Data listing:
☆ ☆ ☆ ☆ ☆
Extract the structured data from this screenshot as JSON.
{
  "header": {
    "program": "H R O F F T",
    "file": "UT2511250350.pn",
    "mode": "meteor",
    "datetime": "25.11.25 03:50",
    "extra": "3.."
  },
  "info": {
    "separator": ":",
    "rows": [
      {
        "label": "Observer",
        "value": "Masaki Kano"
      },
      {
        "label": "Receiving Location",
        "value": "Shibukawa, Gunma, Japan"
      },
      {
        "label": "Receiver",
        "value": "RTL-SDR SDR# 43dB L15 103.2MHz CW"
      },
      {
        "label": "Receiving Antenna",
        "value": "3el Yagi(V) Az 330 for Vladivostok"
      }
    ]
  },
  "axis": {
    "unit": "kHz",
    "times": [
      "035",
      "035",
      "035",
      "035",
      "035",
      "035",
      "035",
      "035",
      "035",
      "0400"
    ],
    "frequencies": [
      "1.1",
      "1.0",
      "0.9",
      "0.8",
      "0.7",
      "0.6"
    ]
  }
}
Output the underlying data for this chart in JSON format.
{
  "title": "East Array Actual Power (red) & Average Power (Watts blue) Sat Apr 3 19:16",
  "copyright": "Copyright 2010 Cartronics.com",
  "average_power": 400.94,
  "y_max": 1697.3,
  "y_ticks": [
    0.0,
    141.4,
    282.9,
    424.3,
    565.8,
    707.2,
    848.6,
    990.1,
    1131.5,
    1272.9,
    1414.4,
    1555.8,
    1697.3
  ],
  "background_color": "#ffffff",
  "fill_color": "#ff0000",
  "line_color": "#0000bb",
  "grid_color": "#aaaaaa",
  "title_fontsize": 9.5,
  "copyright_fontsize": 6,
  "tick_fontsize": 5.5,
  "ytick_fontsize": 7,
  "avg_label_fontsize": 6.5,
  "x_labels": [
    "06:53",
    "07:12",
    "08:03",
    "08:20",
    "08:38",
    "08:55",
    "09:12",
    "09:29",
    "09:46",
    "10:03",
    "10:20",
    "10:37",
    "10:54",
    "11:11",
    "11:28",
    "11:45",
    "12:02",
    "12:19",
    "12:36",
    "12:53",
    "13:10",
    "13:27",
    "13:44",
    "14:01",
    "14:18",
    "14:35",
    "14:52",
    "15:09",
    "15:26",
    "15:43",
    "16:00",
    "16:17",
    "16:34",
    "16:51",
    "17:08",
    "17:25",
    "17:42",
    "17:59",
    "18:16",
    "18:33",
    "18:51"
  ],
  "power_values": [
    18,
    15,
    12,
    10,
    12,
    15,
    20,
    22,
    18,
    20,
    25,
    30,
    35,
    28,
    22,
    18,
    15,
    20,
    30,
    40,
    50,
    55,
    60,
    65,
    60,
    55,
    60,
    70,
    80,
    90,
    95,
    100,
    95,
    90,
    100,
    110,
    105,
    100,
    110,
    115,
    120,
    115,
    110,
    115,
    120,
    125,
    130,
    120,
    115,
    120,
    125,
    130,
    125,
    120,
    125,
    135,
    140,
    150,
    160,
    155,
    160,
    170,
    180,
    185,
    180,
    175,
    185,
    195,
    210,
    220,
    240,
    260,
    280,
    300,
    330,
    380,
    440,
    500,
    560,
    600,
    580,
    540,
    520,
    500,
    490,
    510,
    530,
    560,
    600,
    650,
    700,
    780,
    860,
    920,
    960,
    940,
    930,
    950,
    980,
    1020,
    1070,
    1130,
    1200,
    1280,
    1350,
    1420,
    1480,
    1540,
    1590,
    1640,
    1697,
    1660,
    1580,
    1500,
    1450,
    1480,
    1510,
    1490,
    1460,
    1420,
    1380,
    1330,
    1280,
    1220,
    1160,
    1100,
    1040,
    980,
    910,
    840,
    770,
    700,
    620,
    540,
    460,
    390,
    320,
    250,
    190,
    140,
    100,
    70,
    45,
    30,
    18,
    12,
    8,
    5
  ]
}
☆ ☆ ☆ ☆ ☆
§ **Given request**
Retype the records in full. Keep every line identical to the original.

§ **Full solution**
Extract the structured data from this screenshot as JSON.
{
  "header": {
    "program": "H R O F F T",
    "file": "UT2511250350.pn",
    "mode": "meteor",
    "datetime": "25.11.25 03:50",
    "extra": "3.."
  },
  "info": {
    "separator": ":",
    "rows": [
      {
        "label": "Observer",
        "value": "Masaki Kano"
      },
      {
        "label": "Receiving Location",
        "value": "Shibukawa, Gunma, Japan"
      },
      {
        "label": "Receiver",
        "value": "RTL-SDR SDR# 43dB L15 103.2MHz CW"
      },
      {
        "label": "Receiving Antenna",
        "value": "3el Yagi(V) Az 330 for Vladivostok"
      }
    ]
  },
  "axis": {
    "unit": "kHz",
    "times": [
      "035",
      "035",
      "035",
      "035",
      "035",
      "035",
      "035",
      "035",
      "035",
      "0400"
    ],
    "frequencies": [
      "1.1",
      "1.0",
      "0.9",
      "0.8",
      "0.7",
      "0.6"
    ]
  }
}
Output the underlying data for this chart in JSON format.
{
  "title": "East Array Actual Power (red) & Average Power (Watts blue) Sat Apr 3 19:16",
  "copyright": "Copyright 2010 Cartronics.com",
  "average_power": 400.94,
  "y_max": 1697.3,
  "y_ticks": [
    0.0,
    141.4,
    282.9,
    424.3,
    565.8,
    707.2,
    848.6,
    990.1,
    1131.5,
    1272.9,
    1414.4,
    1555.8,
    1697.3
  ],
  "background_color": "#ffffff",
  "fill_color": "#ff0000",
  "line_color": "#0000bb",
  "grid_color": "#aaaaaa",
  "title_fontsize": 9.5,
  "copyright_fontsize": 6,
  "tick_fontsize": 5.5,
  "ytick_fontsize": 7,
  "avg_label_fontsize": 6.5,
  "x_labels": [
    "06:53",
    "07:12",
    "08:03",
    "08:20",
    "08:38",
    "08:55",
    "09:12",
    "09:29",
    "09:46",
    "10:03",
    "10:20",
    "10:37",
    "10:54",
    "11:11",
    "11:28",
    "11:45",
    "12:02",
    "12:19",
    "12:36",
    "12:53",
    "13:10",
    "13:27",
    "13:44",
    "14:01",
    "14:18",
    "14:35",
    "14:52",
    "15:09",
    "15:26",
    "15:43",
    "16:00",
    "16:17",
    "16:34",
    "16:51",
    "17:08",
    "17:25",
    "17:42",
    "17:59",
    "18:16",
    "18:33",
    "18:51"
  ],
  "power_values": [
    18,
    15,
    12,
    10,
    12,
    15,
    20,
    22,
    18,
    20,
    25,
    30,
    35,
    28,
    22,
    18,
    15,
    20,
    30,
    40,
    50,
    55,
    60,
    65,
    60,
    55,
    60,
    70,
    80,
    90,
    95,
    100,
    95,
    90,
    100,
    110,
    105,
    100,
    110,
    115,
    120,
    115,
    110,
    115,
    120,
    125,
    130,
    120,
    115,
    120,
    125,
    130,
    125,
    120,
    125,
    135,
    140,
    150,
    160,
    155,
    160,
    170,
    180,
    185,
    180,
    175,
    185,
    195,
    210,
    220,
    240,
    260,
    280,
    300,
    330,
    380,
    440,
    500,
    560,
    600,
    580,
    540,
    520,
    500,
    490,
    510,
    530,
    560,
    600,
    650,
    700,
    780,
    860,
    920,
    960,
    940,
    930,
    950,
    980,
    1020,
    1070,
    1130,
    1200,
    1280,
    1350,
    1420,
    1480,
    1540,
    1590,
    1640,
    1697,
    1660,
    1580,
    1500,
    1450,
    1480,
    1510,
    1490,
    1460,
    1420,
    1380,
    1330,
    1280,
    1220,
    1160,
    1100,
    1040,
    980,
    910,
    840,
    770,
    700,
    620,
    540,
    460,
    390,
    320,
    250,
    190,
    140,
    100,
    70,
    45,
    30,
    18,
    12,
    8,
    5
  ]
}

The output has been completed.